Annotated element entries
===============

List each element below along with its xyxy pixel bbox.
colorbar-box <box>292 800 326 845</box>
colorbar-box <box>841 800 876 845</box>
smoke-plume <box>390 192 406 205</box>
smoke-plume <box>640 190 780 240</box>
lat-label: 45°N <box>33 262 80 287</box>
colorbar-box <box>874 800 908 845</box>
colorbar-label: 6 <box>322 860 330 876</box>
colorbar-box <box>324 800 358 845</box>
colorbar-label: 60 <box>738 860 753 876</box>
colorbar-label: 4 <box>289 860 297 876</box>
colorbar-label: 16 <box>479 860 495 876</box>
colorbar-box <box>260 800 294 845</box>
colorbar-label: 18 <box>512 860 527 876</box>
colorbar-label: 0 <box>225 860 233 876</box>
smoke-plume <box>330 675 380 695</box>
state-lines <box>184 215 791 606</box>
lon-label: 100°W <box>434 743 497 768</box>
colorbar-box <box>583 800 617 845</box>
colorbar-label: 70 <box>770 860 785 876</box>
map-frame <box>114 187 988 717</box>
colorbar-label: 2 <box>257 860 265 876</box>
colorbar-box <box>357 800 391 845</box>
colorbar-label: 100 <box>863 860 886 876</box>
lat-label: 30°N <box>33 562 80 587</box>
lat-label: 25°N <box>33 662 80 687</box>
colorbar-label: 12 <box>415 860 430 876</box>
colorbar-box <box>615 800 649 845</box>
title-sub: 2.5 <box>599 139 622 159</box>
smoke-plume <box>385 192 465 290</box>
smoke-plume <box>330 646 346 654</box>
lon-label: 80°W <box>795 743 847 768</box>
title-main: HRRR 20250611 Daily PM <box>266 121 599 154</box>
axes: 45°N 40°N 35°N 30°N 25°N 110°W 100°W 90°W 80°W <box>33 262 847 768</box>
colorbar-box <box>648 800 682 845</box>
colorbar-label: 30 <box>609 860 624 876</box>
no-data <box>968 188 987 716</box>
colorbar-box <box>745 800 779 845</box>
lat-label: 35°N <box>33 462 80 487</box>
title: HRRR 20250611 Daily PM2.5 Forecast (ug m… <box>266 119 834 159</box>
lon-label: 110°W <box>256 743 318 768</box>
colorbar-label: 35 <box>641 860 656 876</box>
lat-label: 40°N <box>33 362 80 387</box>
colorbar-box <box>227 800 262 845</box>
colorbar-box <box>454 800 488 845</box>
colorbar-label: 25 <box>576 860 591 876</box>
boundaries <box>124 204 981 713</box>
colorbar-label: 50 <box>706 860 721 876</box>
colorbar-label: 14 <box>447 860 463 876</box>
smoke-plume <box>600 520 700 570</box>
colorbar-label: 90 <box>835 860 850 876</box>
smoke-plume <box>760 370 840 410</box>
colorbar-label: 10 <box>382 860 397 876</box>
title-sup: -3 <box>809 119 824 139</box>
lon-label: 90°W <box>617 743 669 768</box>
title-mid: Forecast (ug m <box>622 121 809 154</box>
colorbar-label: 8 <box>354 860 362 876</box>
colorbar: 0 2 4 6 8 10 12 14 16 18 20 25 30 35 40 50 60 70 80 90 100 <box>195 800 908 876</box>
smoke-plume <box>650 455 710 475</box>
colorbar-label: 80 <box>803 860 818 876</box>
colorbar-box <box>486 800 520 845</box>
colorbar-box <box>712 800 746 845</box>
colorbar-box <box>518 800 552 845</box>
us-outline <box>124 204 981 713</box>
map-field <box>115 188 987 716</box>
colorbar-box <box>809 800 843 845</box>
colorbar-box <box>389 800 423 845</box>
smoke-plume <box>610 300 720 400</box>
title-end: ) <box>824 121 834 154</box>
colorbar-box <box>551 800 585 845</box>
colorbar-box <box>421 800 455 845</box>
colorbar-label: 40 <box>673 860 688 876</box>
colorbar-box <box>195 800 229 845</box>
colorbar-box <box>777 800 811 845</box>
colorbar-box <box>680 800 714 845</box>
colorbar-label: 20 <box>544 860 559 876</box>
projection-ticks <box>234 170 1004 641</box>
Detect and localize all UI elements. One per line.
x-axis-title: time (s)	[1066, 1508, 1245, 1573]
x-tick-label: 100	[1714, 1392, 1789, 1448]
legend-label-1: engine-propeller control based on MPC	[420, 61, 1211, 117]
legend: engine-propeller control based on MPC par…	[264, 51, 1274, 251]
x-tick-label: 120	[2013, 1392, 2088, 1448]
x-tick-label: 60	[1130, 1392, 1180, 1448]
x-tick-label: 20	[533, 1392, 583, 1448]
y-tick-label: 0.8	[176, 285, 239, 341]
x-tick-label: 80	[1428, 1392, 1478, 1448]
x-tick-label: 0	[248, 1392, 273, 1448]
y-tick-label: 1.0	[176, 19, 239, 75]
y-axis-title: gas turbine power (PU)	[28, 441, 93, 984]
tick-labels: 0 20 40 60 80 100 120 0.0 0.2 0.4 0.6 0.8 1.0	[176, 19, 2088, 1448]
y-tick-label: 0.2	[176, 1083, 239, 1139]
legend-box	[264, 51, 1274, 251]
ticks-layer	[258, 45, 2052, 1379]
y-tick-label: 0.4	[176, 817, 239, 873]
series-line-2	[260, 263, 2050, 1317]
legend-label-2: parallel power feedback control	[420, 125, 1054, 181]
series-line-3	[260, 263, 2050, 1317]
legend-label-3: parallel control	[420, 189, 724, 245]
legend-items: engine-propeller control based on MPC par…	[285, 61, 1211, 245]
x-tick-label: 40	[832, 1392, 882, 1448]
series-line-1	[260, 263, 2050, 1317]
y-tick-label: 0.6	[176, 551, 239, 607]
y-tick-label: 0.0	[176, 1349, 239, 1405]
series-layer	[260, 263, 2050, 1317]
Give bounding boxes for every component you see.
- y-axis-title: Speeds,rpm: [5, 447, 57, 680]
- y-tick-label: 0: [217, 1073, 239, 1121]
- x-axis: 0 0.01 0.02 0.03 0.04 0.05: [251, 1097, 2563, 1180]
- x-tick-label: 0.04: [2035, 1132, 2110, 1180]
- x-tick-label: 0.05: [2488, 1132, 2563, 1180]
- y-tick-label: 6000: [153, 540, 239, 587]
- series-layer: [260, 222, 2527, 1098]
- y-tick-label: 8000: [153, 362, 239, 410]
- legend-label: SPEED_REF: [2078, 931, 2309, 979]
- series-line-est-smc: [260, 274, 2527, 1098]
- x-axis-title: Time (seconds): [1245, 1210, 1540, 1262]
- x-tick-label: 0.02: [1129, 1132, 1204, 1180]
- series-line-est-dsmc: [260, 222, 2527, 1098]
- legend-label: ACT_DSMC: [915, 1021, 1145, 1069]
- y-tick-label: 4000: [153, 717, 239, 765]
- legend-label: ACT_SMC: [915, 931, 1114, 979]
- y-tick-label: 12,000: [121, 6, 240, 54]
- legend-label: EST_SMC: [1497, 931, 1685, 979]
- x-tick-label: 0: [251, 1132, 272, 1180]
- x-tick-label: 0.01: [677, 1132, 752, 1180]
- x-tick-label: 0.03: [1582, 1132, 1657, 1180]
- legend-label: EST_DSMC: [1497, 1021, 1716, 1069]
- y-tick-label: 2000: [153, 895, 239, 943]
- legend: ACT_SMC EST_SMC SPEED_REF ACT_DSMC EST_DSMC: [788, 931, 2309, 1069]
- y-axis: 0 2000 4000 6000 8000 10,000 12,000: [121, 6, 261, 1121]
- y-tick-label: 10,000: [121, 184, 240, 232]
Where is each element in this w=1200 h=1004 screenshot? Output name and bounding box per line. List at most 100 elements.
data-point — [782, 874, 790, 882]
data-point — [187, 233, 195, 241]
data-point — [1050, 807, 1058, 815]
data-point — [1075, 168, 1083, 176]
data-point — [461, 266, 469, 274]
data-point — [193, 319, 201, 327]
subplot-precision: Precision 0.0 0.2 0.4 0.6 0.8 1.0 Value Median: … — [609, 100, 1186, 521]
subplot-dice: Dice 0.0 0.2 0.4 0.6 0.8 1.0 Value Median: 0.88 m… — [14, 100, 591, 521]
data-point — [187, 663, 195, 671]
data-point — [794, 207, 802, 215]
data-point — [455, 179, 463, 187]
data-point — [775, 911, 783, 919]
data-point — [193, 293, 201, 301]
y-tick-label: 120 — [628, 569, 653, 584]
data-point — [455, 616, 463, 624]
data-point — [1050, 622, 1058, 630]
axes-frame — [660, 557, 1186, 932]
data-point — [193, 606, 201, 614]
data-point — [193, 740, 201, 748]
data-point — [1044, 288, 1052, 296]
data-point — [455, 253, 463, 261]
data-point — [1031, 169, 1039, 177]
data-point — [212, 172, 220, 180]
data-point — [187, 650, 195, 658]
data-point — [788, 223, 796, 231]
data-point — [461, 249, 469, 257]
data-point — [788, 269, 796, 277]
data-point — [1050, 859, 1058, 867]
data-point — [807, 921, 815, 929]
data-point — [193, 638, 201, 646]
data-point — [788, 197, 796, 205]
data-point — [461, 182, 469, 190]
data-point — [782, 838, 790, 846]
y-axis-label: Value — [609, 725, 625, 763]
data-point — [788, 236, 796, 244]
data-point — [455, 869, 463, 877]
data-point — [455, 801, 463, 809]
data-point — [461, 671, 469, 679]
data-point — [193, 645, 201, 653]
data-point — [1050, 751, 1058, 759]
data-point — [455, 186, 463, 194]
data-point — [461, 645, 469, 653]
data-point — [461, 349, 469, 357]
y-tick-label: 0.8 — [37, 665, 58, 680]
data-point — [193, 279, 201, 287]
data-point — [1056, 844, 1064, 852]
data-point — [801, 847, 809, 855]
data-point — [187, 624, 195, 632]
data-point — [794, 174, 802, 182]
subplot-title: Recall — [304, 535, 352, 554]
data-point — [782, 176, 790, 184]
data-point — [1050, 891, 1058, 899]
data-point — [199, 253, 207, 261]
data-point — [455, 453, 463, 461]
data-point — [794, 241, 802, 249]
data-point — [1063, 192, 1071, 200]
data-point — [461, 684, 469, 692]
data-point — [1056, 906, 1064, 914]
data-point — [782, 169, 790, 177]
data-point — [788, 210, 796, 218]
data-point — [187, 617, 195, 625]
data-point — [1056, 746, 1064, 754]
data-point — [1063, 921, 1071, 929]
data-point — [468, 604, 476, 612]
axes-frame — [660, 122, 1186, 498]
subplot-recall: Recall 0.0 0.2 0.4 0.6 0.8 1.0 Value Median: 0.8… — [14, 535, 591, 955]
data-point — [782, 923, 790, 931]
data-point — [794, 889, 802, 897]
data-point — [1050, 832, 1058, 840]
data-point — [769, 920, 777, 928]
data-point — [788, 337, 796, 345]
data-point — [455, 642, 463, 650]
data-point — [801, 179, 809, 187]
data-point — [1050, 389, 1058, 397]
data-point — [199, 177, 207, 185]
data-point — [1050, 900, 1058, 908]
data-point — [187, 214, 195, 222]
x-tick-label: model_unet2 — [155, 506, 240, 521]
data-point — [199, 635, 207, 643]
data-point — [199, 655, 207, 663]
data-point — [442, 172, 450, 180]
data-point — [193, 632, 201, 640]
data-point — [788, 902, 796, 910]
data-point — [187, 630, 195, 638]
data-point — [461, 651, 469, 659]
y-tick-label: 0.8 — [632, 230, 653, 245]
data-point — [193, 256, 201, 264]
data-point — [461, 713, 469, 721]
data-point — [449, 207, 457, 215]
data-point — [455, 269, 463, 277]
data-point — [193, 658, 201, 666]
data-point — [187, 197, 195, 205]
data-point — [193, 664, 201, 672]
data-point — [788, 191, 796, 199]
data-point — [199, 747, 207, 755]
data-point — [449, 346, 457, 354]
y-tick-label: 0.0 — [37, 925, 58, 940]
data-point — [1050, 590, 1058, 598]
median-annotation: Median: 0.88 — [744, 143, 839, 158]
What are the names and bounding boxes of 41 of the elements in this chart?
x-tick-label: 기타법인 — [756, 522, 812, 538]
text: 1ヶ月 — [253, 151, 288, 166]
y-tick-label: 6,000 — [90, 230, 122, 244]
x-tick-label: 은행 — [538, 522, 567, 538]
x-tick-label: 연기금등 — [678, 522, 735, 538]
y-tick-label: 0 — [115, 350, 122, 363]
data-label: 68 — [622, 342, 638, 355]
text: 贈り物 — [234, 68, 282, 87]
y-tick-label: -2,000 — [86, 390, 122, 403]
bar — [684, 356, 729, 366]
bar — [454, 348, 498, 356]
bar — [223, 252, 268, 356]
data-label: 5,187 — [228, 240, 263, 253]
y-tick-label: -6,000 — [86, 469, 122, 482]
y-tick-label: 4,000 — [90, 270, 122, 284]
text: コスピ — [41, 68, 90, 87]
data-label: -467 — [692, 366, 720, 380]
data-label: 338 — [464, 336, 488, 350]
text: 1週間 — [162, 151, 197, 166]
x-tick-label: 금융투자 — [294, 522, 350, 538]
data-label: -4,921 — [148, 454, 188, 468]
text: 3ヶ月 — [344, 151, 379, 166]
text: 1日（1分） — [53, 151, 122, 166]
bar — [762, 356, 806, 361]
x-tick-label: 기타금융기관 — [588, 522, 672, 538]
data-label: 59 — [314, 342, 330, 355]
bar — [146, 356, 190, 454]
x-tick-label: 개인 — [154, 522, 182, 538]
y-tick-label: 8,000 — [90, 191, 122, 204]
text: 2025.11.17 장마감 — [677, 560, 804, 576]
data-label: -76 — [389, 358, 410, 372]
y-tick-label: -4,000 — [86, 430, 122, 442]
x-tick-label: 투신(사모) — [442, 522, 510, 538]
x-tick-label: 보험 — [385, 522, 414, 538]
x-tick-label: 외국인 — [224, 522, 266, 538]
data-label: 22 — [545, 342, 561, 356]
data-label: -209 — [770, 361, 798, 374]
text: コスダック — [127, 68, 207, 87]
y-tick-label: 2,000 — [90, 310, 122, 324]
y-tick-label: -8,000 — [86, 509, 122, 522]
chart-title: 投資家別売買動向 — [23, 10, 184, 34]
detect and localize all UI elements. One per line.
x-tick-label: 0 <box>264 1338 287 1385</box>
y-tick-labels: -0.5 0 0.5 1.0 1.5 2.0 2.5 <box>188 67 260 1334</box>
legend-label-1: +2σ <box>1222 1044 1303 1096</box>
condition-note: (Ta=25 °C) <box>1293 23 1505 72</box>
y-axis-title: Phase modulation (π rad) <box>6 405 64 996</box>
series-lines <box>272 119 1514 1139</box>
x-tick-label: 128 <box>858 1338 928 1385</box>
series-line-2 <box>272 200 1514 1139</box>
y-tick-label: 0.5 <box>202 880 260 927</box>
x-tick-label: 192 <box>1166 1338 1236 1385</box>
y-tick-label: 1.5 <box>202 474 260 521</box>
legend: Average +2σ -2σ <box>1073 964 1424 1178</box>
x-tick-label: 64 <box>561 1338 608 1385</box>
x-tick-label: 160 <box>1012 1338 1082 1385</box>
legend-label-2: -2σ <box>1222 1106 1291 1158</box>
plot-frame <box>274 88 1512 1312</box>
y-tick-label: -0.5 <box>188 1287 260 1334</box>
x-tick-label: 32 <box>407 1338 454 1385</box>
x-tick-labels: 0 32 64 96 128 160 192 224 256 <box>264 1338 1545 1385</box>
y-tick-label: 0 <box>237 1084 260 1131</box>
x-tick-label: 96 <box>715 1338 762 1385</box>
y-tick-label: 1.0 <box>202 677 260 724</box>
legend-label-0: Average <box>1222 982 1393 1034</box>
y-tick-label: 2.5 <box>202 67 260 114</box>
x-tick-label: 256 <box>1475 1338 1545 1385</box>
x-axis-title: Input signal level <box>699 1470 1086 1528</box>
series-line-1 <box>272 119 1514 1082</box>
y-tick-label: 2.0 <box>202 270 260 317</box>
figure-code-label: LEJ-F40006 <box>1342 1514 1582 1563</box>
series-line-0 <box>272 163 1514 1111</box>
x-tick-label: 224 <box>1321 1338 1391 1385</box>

===============

◆ REQUIREMENTS
Return, word for word, every line from the first one above through the line containing "lat-label: 45°N <box>33 262 80 287</box>". Include both of those lines.

◆ FULL RESPONSE
List each element below along with its xyxy pixel bbox.
colorbar-box <box>292 800 326 845</box>
colorbar-box <box>841 800 876 845</box>
smoke-plume <box>390 192 406 205</box>
smoke-plume <box>640 190 780 240</box>
lat-label: 45°N <box>33 262 80 287</box>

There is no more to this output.